• **The task**
Identify each line containing the word "style" and copy it.

• **Listed records**

[Start]

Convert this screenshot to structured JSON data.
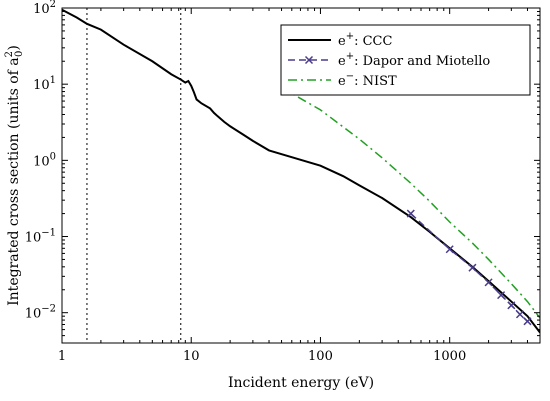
{
  "chart_data": {
    "type": "line",
    "x_scale": "log",
    "y_scale": "log",
    "xlim": [
      1,
      5000
    ],
    "ylim": [
      0.004,
      100
    ],
    "xlabel": "Incident energy (eV)",
    "ylabel": "Integrated cross section (units of a",
    "ylabel_sub": "0",
    "ylabel_sup": "2",
    "ylabel_close": ")",
    "x_ticks": [
      {
        "value": 1,
        "label": "1"
      },
      {
        "value": 10,
        "label": "10"
      },
      {
        "value": 100,
        "label": "100"
      },
      {
        "value": 1000,
        "label": "1000"
      }
    ],
    "y_ticks": [
      {
        "value": 100,
        "base": "10",
        "exp": "2"
      },
      {
        "value": 10,
        "base": "10",
        "exp": "1"
      },
      {
        "value": 1,
        "base": "10",
        "exp": "0"
      },
      {
        "value": 0.1,
        "base": "10",
        "exp": "−1"
      },
      {
        "value": 0.01,
        "base": "10",
        "exp": "−2"
      }
    ],
    "vlines": [
      1.56,
      8.3
    ],
    "grid": false,
    "legend_position": "top-right",
    "series": [
      {
        "name": "CCC",
        "name_base": "e",
        "name_sup": "+",
        "color": "#000000",
        "style": "solid",
        "marker": "none",
        "x": [
          1,
          1.3,
          1.56,
          2,
          3,
          5,
          7,
          8.3,
          9,
          9.5,
          10,
          10.5,
          11,
          12,
          14,
          15,
          16,
          18,
          20,
          25,
          30,
          40,
          60,
          100,
          150,
          200,
          300,
          500,
          700,
          1000,
          1500,
          2000,
          3000,
          4000,
          5000
        ],
        "y": [
          95,
          75,
          62,
          52,
          33,
          20,
          13.5,
          11.5,
          10.5,
          11,
          9.5,
          7.8,
          6.3,
          5.6,
          4.8,
          4.2,
          3.8,
          3.2,
          2.8,
          2.2,
          1.8,
          1.35,
          1.1,
          0.85,
          0.62,
          0.47,
          0.32,
          0.18,
          0.115,
          0.07,
          0.04,
          0.026,
          0.014,
          0.009,
          0.0055
        ]
      },
      {
        "name": "Dapor and Miotello",
        "name_base": "e",
        "name_sup": "+",
        "color": "#4b3c8c",
        "style": "dashed",
        "marker": "x",
        "x": [
          500,
          1000,
          1500,
          2000,
          2500,
          3000,
          3500,
          4000
        ],
        "y": [
          0.2,
          0.068,
          0.039,
          0.025,
          0.017,
          0.0125,
          0.0095,
          0.0077
        ]
      },
      {
        "name": "NIST",
        "name_base": "e",
        "name_sup": "−",
        "color": "#22a022",
        "style": "dashdot",
        "marker": "none",
        "x": [
          50,
          100,
          200,
          300,
          500,
          700,
          1000,
          1500,
          2000,
          3000,
          4000,
          5000
        ],
        "y": [
          9,
          4.6,
          1.9,
          1.08,
          0.5,
          0.29,
          0.155,
          0.082,
          0.05,
          0.024,
          0.014,
          0.0085
        ]
      }
    ]
  }
}
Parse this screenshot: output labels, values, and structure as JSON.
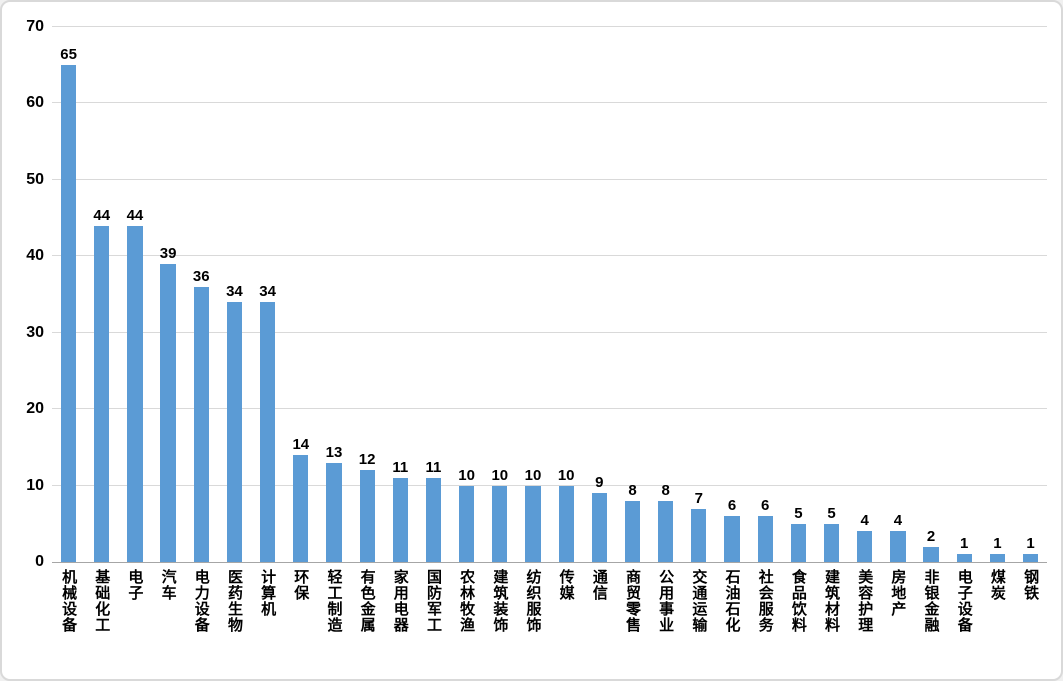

[End]

• **Solution for this exercise**
        "style": "solid",
        "style": "dashed",
        "style": "dashdot",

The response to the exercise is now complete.